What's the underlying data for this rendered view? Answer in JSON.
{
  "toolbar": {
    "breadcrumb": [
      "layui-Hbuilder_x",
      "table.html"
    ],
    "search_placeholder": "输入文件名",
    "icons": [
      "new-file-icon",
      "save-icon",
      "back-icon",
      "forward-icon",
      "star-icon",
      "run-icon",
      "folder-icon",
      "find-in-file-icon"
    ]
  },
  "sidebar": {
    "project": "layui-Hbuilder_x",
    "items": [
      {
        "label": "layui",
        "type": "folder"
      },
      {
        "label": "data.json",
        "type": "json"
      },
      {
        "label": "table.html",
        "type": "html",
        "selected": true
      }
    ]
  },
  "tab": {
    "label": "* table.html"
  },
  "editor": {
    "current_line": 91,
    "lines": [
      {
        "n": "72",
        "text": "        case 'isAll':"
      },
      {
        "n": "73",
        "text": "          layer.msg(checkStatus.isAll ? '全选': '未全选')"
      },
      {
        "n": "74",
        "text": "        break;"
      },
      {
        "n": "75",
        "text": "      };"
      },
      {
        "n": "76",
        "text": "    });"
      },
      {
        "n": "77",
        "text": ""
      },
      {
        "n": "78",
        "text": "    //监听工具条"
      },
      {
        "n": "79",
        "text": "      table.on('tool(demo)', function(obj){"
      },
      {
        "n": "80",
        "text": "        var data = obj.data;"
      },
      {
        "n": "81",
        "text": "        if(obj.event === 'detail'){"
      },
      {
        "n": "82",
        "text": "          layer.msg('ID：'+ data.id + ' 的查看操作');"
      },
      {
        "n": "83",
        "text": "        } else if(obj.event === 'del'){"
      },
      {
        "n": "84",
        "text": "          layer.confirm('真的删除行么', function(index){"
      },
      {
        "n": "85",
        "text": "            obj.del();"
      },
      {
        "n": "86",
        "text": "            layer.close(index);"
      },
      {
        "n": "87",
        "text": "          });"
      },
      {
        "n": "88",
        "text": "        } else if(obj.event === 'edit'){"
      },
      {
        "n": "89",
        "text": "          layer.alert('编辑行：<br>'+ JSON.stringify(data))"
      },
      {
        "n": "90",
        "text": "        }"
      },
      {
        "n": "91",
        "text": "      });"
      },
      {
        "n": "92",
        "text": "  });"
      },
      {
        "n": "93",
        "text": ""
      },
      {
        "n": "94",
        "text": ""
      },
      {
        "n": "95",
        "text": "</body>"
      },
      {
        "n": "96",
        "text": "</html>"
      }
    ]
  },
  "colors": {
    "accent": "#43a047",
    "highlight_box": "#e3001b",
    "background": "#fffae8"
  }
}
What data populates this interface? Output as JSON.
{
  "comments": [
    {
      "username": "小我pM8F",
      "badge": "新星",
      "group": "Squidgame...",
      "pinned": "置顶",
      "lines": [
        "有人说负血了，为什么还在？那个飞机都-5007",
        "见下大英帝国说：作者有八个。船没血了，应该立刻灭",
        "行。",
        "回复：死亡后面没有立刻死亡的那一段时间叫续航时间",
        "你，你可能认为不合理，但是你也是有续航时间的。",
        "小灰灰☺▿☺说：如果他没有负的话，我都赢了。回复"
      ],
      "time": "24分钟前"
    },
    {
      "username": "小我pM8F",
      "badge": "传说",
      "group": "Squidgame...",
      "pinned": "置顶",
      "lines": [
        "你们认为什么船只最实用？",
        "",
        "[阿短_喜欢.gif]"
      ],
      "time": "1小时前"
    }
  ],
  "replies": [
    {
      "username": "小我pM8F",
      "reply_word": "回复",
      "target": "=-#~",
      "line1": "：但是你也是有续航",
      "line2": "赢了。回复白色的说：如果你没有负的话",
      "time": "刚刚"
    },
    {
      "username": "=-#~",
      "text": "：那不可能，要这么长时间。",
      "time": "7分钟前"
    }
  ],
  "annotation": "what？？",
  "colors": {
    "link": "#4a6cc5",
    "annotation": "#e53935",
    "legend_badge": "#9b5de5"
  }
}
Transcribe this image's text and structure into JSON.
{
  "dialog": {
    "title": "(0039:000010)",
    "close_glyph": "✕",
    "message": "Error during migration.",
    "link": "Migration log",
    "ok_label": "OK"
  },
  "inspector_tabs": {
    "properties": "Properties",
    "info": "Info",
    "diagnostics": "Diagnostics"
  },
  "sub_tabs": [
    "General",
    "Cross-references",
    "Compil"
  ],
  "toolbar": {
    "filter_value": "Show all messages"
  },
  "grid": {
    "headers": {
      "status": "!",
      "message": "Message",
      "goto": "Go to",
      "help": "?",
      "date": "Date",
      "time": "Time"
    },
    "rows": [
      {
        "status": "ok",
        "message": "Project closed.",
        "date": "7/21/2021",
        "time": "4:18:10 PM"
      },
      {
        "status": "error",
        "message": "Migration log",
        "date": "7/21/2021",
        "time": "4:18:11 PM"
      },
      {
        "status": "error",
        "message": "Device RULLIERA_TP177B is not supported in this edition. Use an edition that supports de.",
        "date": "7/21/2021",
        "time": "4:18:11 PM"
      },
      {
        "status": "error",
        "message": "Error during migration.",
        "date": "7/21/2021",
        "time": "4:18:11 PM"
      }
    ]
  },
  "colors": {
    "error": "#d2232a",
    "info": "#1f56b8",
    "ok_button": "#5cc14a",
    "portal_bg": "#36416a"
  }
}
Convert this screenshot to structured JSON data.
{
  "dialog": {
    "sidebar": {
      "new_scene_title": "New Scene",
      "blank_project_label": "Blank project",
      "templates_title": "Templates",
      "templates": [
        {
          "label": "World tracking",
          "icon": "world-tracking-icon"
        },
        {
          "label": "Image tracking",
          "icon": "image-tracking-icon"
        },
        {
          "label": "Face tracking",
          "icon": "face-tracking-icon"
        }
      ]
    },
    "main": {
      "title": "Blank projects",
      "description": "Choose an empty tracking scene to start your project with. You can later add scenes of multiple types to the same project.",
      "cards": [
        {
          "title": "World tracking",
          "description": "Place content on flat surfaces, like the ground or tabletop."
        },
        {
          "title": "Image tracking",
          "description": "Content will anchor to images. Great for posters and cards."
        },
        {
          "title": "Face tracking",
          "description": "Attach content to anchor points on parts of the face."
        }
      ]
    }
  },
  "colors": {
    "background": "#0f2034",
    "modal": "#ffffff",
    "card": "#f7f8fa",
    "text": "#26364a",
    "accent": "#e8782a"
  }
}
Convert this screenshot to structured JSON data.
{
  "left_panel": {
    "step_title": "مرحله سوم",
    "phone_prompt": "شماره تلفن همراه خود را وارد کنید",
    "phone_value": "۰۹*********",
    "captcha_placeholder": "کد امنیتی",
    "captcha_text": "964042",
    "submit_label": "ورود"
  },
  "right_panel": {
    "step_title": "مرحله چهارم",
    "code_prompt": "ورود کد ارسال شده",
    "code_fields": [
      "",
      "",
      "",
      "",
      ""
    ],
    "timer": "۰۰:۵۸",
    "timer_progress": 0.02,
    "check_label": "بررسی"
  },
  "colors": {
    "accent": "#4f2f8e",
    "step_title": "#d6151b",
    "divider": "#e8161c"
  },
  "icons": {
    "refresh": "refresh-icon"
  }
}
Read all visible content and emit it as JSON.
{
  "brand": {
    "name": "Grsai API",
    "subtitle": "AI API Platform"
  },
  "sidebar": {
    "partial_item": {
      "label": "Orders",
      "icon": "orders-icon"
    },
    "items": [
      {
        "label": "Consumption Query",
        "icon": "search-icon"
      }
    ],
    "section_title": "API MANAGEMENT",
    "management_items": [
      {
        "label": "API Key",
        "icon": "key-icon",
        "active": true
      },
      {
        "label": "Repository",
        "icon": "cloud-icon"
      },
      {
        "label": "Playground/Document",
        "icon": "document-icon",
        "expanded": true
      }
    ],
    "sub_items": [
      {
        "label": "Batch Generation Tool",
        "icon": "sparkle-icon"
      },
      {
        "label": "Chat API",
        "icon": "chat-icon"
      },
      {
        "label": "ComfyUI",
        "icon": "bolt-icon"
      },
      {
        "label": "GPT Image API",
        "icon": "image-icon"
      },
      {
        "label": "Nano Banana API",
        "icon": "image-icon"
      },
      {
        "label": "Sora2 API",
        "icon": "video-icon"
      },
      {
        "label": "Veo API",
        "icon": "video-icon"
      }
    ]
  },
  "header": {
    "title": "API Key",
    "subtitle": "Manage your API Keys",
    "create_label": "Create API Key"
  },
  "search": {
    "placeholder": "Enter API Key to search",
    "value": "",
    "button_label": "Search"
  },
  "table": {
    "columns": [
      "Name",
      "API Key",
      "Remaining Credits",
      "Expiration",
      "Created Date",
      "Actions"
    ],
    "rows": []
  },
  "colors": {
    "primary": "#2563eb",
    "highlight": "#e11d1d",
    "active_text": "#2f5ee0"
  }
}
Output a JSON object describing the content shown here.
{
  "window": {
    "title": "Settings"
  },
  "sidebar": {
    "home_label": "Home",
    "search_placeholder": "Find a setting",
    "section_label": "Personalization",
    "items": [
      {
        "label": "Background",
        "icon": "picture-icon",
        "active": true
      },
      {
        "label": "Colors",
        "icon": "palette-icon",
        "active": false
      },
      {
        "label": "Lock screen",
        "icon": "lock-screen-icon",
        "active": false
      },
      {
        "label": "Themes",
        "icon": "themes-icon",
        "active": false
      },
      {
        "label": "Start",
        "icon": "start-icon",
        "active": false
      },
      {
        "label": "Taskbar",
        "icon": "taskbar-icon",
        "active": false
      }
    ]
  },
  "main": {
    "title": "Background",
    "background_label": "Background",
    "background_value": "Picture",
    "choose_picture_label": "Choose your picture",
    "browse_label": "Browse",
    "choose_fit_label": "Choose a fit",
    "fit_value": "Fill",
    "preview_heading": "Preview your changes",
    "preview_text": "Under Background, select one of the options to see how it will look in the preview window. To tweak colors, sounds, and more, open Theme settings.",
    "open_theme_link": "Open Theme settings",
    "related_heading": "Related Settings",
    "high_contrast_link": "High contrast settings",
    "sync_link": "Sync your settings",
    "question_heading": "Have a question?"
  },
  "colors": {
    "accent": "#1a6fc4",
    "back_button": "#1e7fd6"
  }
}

-=-=-=-=-

== SET TASK ==
Return only those lines of the records that contain the string "annotation".

== RESPONSE ==
  "annotation": "what？？",
    "annotation": "#e53935",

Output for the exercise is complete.